▶ [Provided material]
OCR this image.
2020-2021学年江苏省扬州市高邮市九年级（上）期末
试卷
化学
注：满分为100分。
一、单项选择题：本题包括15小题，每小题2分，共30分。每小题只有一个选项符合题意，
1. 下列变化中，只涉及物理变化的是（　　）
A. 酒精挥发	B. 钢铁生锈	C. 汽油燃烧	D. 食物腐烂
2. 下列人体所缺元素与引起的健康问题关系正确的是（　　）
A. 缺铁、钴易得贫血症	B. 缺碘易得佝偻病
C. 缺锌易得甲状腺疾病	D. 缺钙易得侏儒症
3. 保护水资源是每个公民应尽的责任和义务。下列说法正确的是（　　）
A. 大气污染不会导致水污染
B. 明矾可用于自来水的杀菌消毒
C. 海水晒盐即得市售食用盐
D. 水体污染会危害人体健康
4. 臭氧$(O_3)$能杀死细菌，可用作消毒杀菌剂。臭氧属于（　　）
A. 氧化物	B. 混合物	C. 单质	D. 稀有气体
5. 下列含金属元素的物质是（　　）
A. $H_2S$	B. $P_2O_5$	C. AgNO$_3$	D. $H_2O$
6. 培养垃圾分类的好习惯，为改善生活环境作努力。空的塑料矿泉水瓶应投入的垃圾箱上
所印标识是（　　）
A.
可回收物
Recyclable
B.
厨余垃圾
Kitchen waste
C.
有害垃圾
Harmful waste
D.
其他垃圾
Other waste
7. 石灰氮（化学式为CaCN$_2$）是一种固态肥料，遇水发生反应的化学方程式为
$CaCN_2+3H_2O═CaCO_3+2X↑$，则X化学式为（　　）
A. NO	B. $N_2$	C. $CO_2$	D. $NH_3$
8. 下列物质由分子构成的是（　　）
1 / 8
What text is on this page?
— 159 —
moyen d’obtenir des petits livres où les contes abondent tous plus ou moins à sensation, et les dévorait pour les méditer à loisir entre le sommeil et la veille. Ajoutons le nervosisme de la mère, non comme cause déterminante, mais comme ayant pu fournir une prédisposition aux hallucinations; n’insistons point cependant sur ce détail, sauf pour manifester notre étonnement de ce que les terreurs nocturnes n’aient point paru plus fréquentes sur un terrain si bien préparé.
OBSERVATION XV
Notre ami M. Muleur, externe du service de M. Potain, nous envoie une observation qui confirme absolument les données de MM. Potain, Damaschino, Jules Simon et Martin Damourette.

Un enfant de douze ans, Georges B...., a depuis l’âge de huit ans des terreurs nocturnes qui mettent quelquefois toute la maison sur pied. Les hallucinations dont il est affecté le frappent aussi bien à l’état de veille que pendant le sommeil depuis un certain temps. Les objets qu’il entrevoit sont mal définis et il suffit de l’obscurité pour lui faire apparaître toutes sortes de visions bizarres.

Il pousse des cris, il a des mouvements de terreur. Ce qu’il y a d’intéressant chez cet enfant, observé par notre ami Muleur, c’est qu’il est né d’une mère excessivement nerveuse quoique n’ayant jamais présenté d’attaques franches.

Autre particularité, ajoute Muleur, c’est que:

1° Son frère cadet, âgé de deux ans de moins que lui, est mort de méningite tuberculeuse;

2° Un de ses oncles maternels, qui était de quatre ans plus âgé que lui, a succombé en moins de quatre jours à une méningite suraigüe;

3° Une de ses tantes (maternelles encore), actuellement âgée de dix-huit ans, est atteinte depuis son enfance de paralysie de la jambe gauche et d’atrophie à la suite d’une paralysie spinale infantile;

▶ [Instructions to follow] Could you give again exactly the lines from the line containing "What text is on this page?" through the final line of the data above, and no others?

▶ [Reply]
What text is on this page?
— 159 —
moyen d’obtenir des petits livres où les contes abondent tous plus ou moins à sensation, et les dévorait pour les méditer à loisir entre le sommeil et la veille. Ajoutons le nervosisme de la mère, non comme cause déterminante, mais comme ayant pu fournir une prédisposition aux hallucinations; n’insistons point cependant sur ce détail, sauf pour manifester notre étonnement de ce que les terreurs nocturnes n’aient point paru plus fréquentes sur un terrain si bien préparé.
OBSERVATION XV
Notre ami M. Muleur, externe du service de M. Potain, nous envoie une observation qui confirme absolument les données de MM. Potain, Damaschino, Jules Simon et Martin Damourette.

Un enfant de douze ans, Georges B...., a depuis l’âge de huit ans des terreurs nocturnes qui mettent quelquefois toute la maison sur pied. Les hallucinations dont il est affecté le frappent aussi bien à l’état de veille que pendant le sommeil depuis un certain temps. Les objets qu’il entrevoit sont mal définis et il suffit de l’obscurité pour lui faire apparaître toutes sortes de visions bizarres.

Il pousse des cris, il a des mouvements de terreur. Ce qu’il y a d’intéressant chez cet enfant, observé par notre ami Muleur, c’est qu’il est né d’une mère excessivement nerveuse quoique n’ayant jamais présenté d’attaques franches.

Autre particularité, ajoute Muleur, c’est que:

1° Son frère cadet, âgé de deux ans de moins que lui, est mort de méningite tuberculeuse;

2° Un de ses oncles maternels, qui était de quatre ans plus âgé que lui, a succombé en moins de quatre jours à une méningite suraigüe;

3° Une de ses tantes (maternelles encore), actuellement âgée de dix-huit ans, est atteinte depuis son enfance de paralysie de la jambe gauche et d’atrophie à la suite d’une paralysie spinale infantile;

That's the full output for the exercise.